# Task instructions
List every line in this data where the string "label" occurs.

Collected data entries

-.-.-

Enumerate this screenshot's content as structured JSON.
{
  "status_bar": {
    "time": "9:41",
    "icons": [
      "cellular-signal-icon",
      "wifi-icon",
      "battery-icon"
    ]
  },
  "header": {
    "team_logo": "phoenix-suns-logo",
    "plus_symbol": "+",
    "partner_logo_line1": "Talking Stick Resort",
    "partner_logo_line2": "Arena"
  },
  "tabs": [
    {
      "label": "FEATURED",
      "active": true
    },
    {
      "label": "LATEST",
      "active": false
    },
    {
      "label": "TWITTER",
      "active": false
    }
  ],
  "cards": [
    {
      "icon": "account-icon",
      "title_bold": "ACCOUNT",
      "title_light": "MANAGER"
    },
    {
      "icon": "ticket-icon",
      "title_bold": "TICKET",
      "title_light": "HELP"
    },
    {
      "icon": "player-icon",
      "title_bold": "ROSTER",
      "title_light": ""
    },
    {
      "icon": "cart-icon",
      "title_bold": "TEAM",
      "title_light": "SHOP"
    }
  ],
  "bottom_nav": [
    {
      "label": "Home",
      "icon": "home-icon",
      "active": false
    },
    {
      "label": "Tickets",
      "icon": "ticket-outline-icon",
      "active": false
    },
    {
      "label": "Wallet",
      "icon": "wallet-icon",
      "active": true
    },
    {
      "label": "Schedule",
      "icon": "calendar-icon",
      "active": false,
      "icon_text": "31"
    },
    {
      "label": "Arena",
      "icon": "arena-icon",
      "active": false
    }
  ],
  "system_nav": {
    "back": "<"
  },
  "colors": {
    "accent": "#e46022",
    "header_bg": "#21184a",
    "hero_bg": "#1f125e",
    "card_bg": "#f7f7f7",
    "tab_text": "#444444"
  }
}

-.-.-

# Response to the exercise
      "label": "FEATURED",
      "label": "LATEST",
      "label": "TWITTER",
      "label": "Home",
      "label": "Tickets",
      "label": "Wallet",
      "label": "Schedule",
      "label": "Arena",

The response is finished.